| To be done |
Look through the data below and report how many lines include "день". Only the number should be given.

(Data items)
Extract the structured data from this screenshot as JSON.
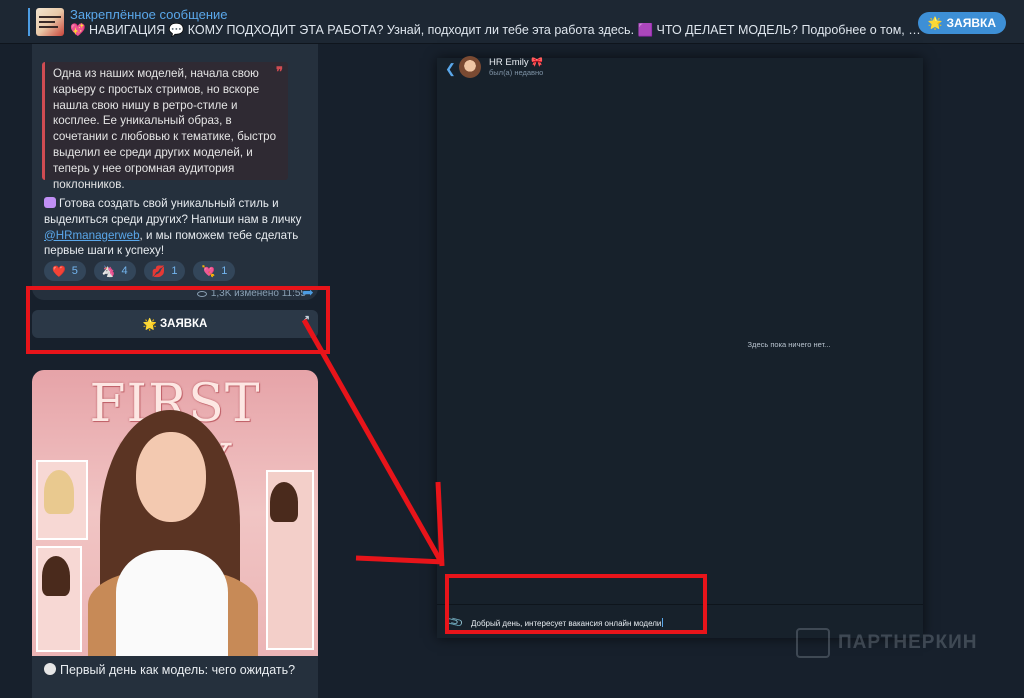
{
  "pinned": {
    "title": "Закреплённое сообщение",
    "text": "💖 НАВИГАЦИЯ 💬 КОМУ ПОДХОДИТ ЭТА РАБОТА? Узнай, подходит ли тебе эта работа здесь. 🟪 ЧТО ДЕЛАЕТ МОДЕЛЬ? Подробнее о том, что вк...",
    "button_label": "ЗАЯВКА",
    "button_emoji": "🌟"
  },
  "message": {
    "quote": "Одна из наших моделей, начала свою карьеру с простых стримов, но вскоре нашла свою нишу в ретро-стиле и косплее. Ее уникальный образ, в сочетании с любовью к тематике, быстро выделил ее среди других моделей, и теперь у нее огромная аудитория поклонников.",
    "body_before": "Готова создать свой уникальный стиль и выделиться среди других? Напиши нам в личку ",
    "link": "@HRmanagerweb",
    "body_after": ", и мы поможем тебе сделать первые шаги к успеху!",
    "reactions": [
      {
        "emoji": "❤️",
        "count": "5"
      },
      {
        "emoji": "🦄",
        "count": "4"
      },
      {
        "emoji": "💋",
        "count": "1"
      },
      {
        "emoji": "💘",
        "count": "1"
      }
    ],
    "meta": "1,3K изменено 11:55",
    "keyboard_button": "ЗАЯВКА",
    "keyboard_emoji": "🌟"
  },
  "image_message": {
    "art_title": "FIRST DAY",
    "caption": "Первый день как модель: чего ожидать?"
  },
  "chat": {
    "name": "HR Emily 🎀",
    "status": "был(а) недавно",
    "empty_text": "Здесь пока ничего нет...",
    "input_text": "Добрый день, интересует вакансия онлайн модели"
  },
  "watermark": "ПАРТНЕРКИН",
  "colors": {
    "annotation_red": "#e8141a",
    "accent_blue": "#4c9ce2",
    "background": "#17202c"
  }
}
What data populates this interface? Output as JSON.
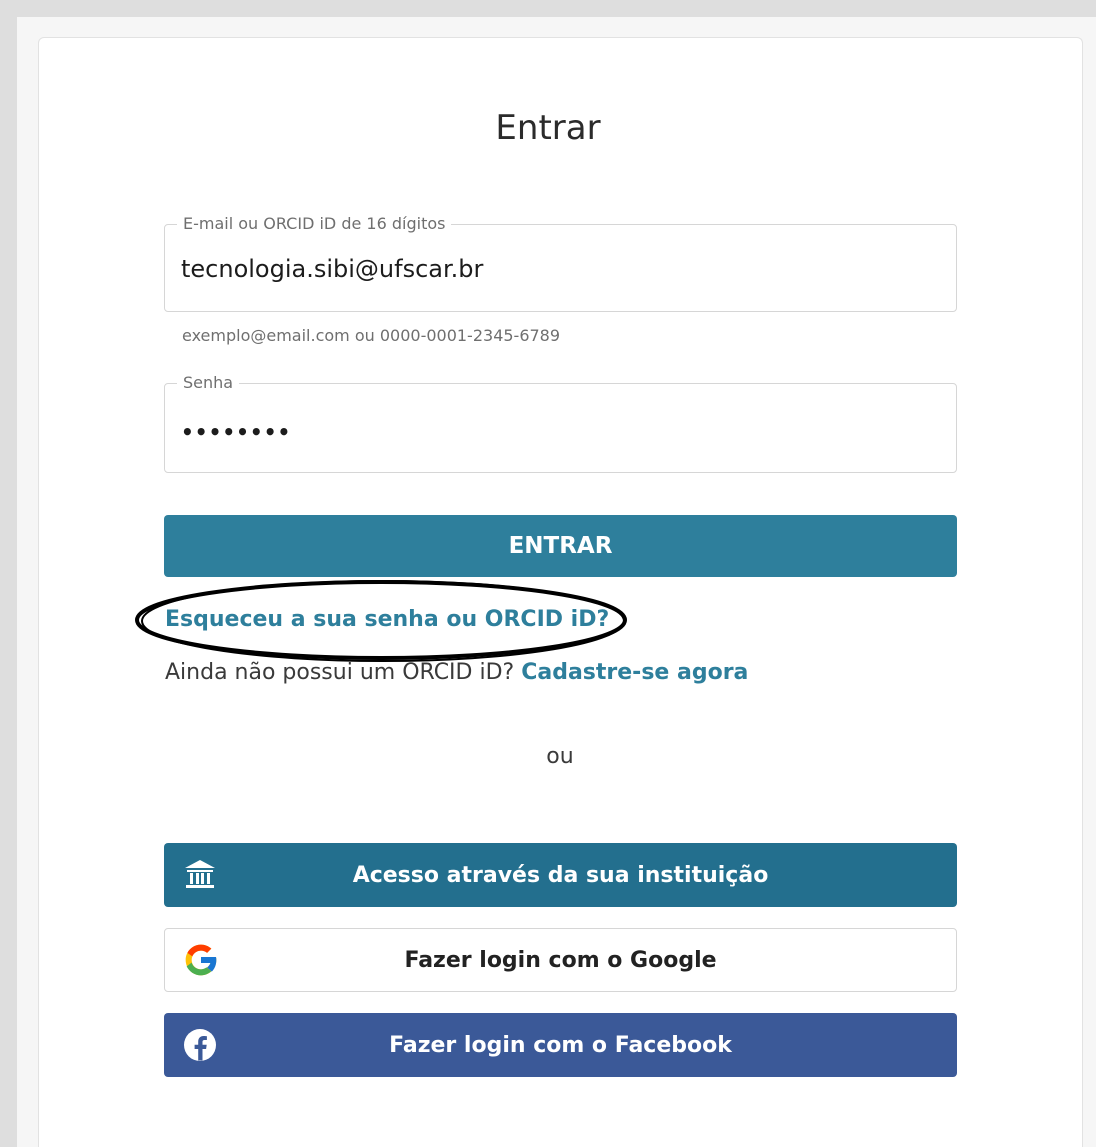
{
  "login": {
    "title": "Entrar",
    "email_field": {
      "label": "E-mail ou ORCID iD de 16 dígitos",
      "value": "tecnologia.sibi@ufscar.br",
      "helper": "exemplo@email.com ou 0000-0001-2345-6789"
    },
    "password_field": {
      "label": "Senha",
      "value": "••••••••"
    },
    "submit_label": "ENTRAR",
    "forgot_link": "Esqueceu a sua senha ou ORCID iD?",
    "register_prompt": "Ainda não possui um ORCID iD?",
    "register_link": "Cadastre-se agora",
    "or_divider": "ou",
    "institution_button": "Acesso através da sua instituição",
    "google_button": "Fazer login com o Google",
    "facebook_button": "Fazer login com o Facebook"
  },
  "icons": {
    "institution": "institution-icon",
    "google": "google-icon",
    "facebook": "facebook-icon"
  },
  "colors": {
    "primary": "#2e7f9c",
    "institution": "#236f8e",
    "facebook": "#3b5998"
  }
}
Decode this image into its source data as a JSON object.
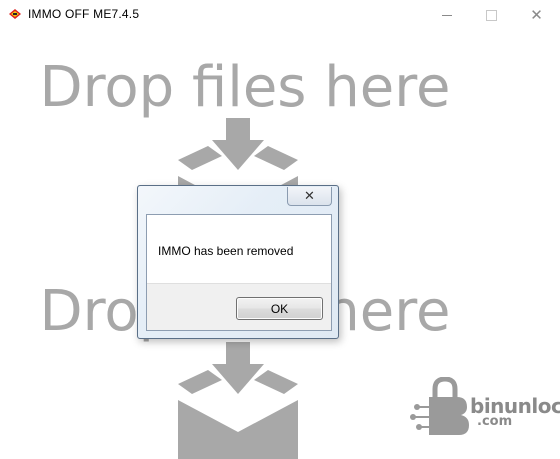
{
  "window": {
    "title": "IMMO OFF ME7.4.5",
    "controls": {
      "minimize": "minimize",
      "maximize": "maximize",
      "close": "close"
    }
  },
  "drop_zone": {
    "label_top": "Drop files here",
    "label_bottom": "Drop files here",
    "icon": "drop-box-arrow-icon"
  },
  "dialog": {
    "message": "IMMO has been removed",
    "ok_label": "OK",
    "close_icon": "close-icon"
  },
  "watermark": {
    "text": "binunlock",
    "subtext": ".com",
    "icon": "lock-b-logo"
  },
  "colors": {
    "drop_gray": "#a8a8a8",
    "dialog_frame": "#e3edf7"
  }
}
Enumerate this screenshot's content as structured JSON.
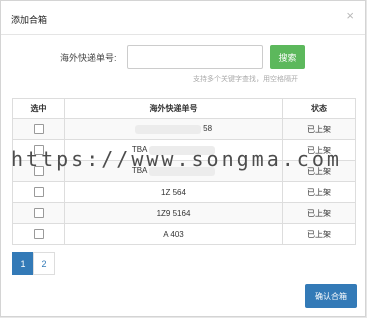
{
  "dialog": {
    "title": "添加合箱",
    "close_icon": "×"
  },
  "search": {
    "label": "海外快递单号:",
    "value": "",
    "placeholder": "",
    "button_label": "搜索",
    "hint": "支持多个关键字查找，用空格隔开"
  },
  "table": {
    "headers": [
      "选中",
      "海外快递单号",
      "状态"
    ],
    "rows": [
      {
        "tracking_no": "58",
        "status": "已上架"
      },
      {
        "tracking_no": "TBA",
        "status": "已上架"
      },
      {
        "tracking_no": "TBA",
        "status": "已上架"
      },
      {
        "tracking_no": "1Z 564",
        "status": "已上架"
      },
      {
        "tracking_no": "1Z9 5164",
        "status": "已上架"
      },
      {
        "tracking_no": "A 403",
        "status": "已上架"
      }
    ]
  },
  "watermark": "https://www.songma.com",
  "pagination": {
    "pages": [
      "1",
      "2"
    ],
    "current": "1"
  },
  "footer": {
    "confirm_label": "确认合箱"
  }
}
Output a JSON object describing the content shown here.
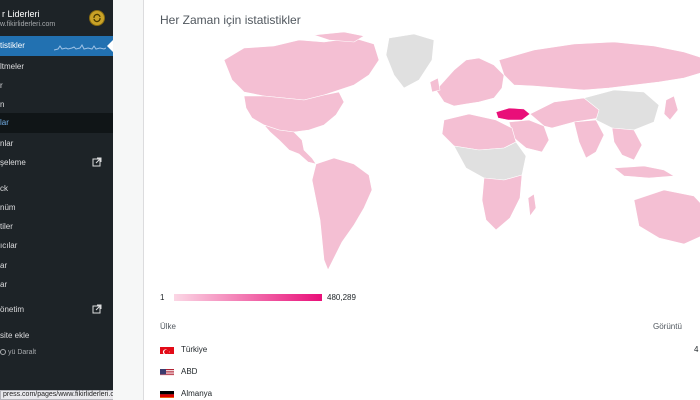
{
  "sidebar": {
    "site_name": "r Liderleri",
    "site_url": "w.fikirliderleri.com",
    "items": [
      {
        "label": "tistikler"
      },
      {
        "label": "ltmeler"
      },
      {
        "label": "r"
      },
      {
        "label": "n"
      },
      {
        "label": "lar"
      },
      {
        "label": "nlar"
      },
      {
        "label": "şeleme"
      },
      {
        "label": "ck"
      },
      {
        "label": "nüm"
      },
      {
        "label": "tiler"
      },
      {
        "label": "ıcılar"
      },
      {
        "label": "ar"
      },
      {
        "label": "ar"
      },
      {
        "label": "önetim"
      },
      {
        "label": "site ekle"
      }
    ],
    "collapse_label": "yü Daralt"
  },
  "status_bar": {
    "url": "press.com/pages/www.fikirliderleri.com"
  },
  "stats": {
    "title": "Her Zaman için istatistikler",
    "legend_min": "1",
    "legend_max": "480,289",
    "col_country": "Ülke",
    "col_views": "Görüntü",
    "rows": [
      {
        "name": "Türkiye",
        "value": "4",
        "flag": "turkey-flag-icon"
      },
      {
        "name": "ABD",
        "value": "",
        "flag": "usa-flag-icon"
      },
      {
        "name": "Almanya",
        "value": "",
        "flag": "germany-flag-icon"
      }
    ]
  },
  "colors": {
    "sidebar_bg": "#1d2327",
    "active_bg": "#2271b1",
    "map_pink": "#f4bfd3",
    "map_gray": "#e0e0e0",
    "highlight": "#e90f79"
  }
}
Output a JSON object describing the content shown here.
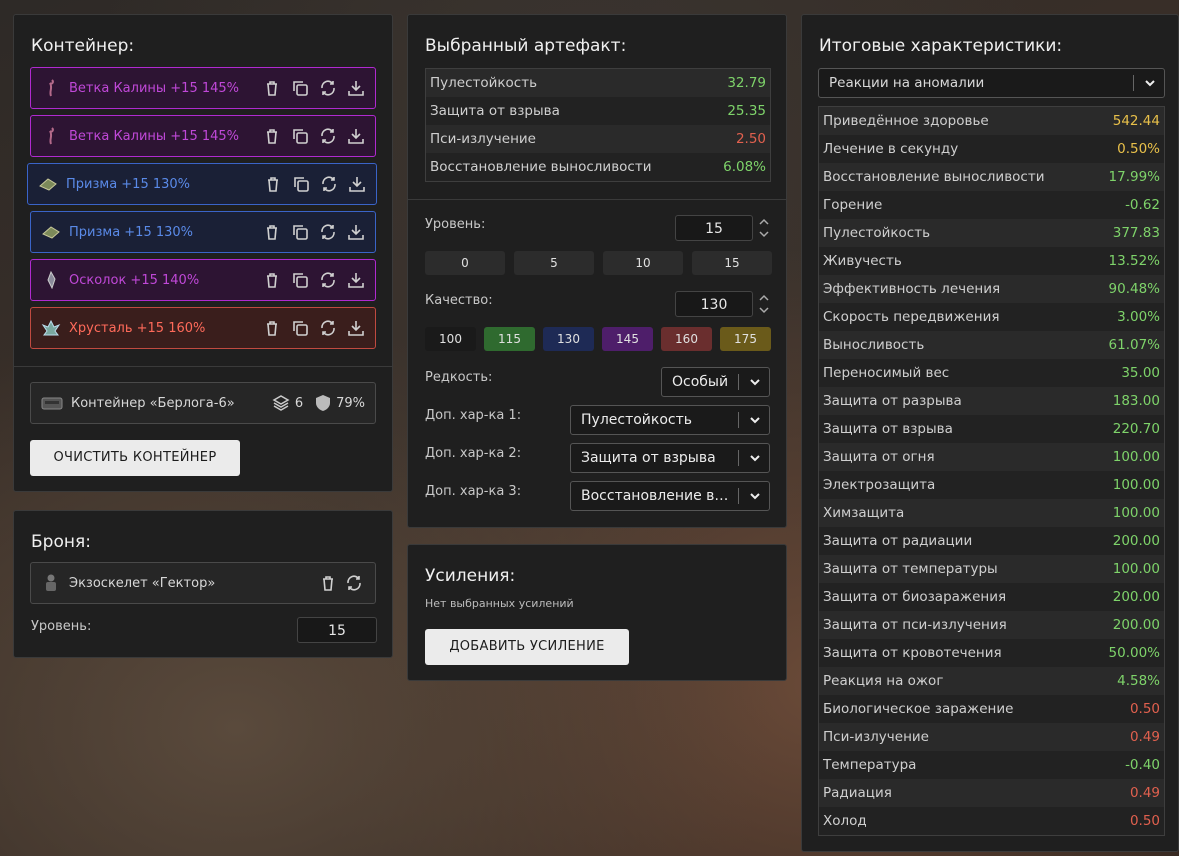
{
  "container": {
    "title": "Контейнер:",
    "artifacts": [
      {
        "name": "Ветка Калины +15 145%",
        "rarity": "purple",
        "icon": "branch-icon"
      },
      {
        "name": "Ветка Калины +15 145%",
        "rarity": "purple",
        "icon": "branch-icon"
      },
      {
        "name": "Призма +15 130%",
        "rarity": "blue",
        "icon": "prism-icon"
      },
      {
        "name": "Призма +15 130%",
        "rarity": "blue",
        "icon": "prism-icon"
      },
      {
        "name": "Осколок +15 140%",
        "rarity": "purple",
        "icon": "shard-icon"
      },
      {
        "name": "Хрусталь +15 160%",
        "rarity": "red",
        "icon": "crystal-icon"
      }
    ],
    "container_name": "Контейнер «Берлога-6»",
    "slots": "6",
    "protection": "79%",
    "clear_button": "ОЧИСТИТЬ КОНТЕЙНЕР"
  },
  "armor": {
    "title": "Броня:",
    "name": "Экзоскелет «Гектор»",
    "level_label": "Уровень:",
    "level_value": "15"
  },
  "selected": {
    "title": "Выбранный артефакт:",
    "stats": [
      {
        "label": "Пулестойкость",
        "value": "32.79",
        "color": "green"
      },
      {
        "label": "Защита от взрыва",
        "value": "25.35",
        "color": "green"
      },
      {
        "label": "Пси-излучение",
        "value": "2.50",
        "color": "red"
      },
      {
        "label": "Восстановление выносливости",
        "value": "6.08%",
        "color": "green"
      }
    ],
    "level_label": "Уровень:",
    "level_value": "15",
    "level_presets": [
      "0",
      "5",
      "10",
      "15"
    ],
    "quality_label": "Качество:",
    "quality_value": "130",
    "quality_presets": [
      "100",
      "115",
      "130",
      "145",
      "160",
      "175"
    ],
    "rarity_label": "Редкость:",
    "rarity_value": "Особый",
    "extra1_label": "Доп. хар-ка 1:",
    "extra1_value": "Пулестойкость",
    "extra2_label": "Доп. хар-ка 2:",
    "extra2_value": "Защита от взрыва",
    "extra3_label": "Доп. хар-ка 3:",
    "extra3_value": "Восстановление выносливости"
  },
  "boosts": {
    "title": "Усиления:",
    "empty_text": "Нет выбранных усилений",
    "add_button": "ДОБАВИТЬ УСИЛЕНИЕ"
  },
  "totals": {
    "title": "Итоговые характеристики:",
    "filter": "Реакции на аномалии",
    "rows": [
      {
        "label": "Приведённое здоровье",
        "value": "542.44",
        "color": "yellow"
      },
      {
        "label": "Лечение в секунду",
        "value": "0.50%",
        "color": "yellow"
      },
      {
        "label": "Восстановление выносливости",
        "value": "17.99%",
        "color": "green"
      },
      {
        "label": "Горение",
        "value": "-0.62",
        "color": "green"
      },
      {
        "label": "Пулестойкость",
        "value": "377.83",
        "color": "green"
      },
      {
        "label": "Живучесть",
        "value": "13.52%",
        "color": "green"
      },
      {
        "label": "Эффективность лечения",
        "value": "90.48%",
        "color": "green"
      },
      {
        "label": "Скорость передвижения",
        "value": "3.00%",
        "color": "green"
      },
      {
        "label": "Выносливость",
        "value": "61.07%",
        "color": "green"
      },
      {
        "label": "Переносимый вес",
        "value": "35.00",
        "color": "green"
      },
      {
        "label": "Защита от разрыва",
        "value": "183.00",
        "color": "green"
      },
      {
        "label": "Защита от взрыва",
        "value": "220.70",
        "color": "green"
      },
      {
        "label": "Защита от огня",
        "value": "100.00",
        "color": "green"
      },
      {
        "label": "Электрозащита",
        "value": "100.00",
        "color": "green"
      },
      {
        "label": "Химзащита",
        "value": "100.00",
        "color": "green"
      },
      {
        "label": "Защита от радиации",
        "value": "200.00",
        "color": "green"
      },
      {
        "label": "Защита от температуры",
        "value": "100.00",
        "color": "green"
      },
      {
        "label": "Защита от биозаражения",
        "value": "200.00",
        "color": "green"
      },
      {
        "label": "Защита от пси-излучения",
        "value": "200.00",
        "color": "green"
      },
      {
        "label": "Защита от кровотечения",
        "value": "50.00%",
        "color": "green"
      },
      {
        "label": "Реакция на ожог",
        "value": "4.58%",
        "color": "green"
      },
      {
        "label": "Биологическое заражение",
        "value": "0.50",
        "color": "red"
      },
      {
        "label": "Пси-излучение",
        "value": "0.49",
        "color": "red"
      },
      {
        "label": "Температура",
        "value": "-0.40",
        "color": "green"
      },
      {
        "label": "Радиация",
        "value": "0.49",
        "color": "red"
      },
      {
        "label": "Холод",
        "value": "0.50",
        "color": "red"
      }
    ]
  },
  "colors": {
    "green": "#7ed36a",
    "red": "#e0604e",
    "yellow": "#e8c04a"
  }
}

| Result of the task |
2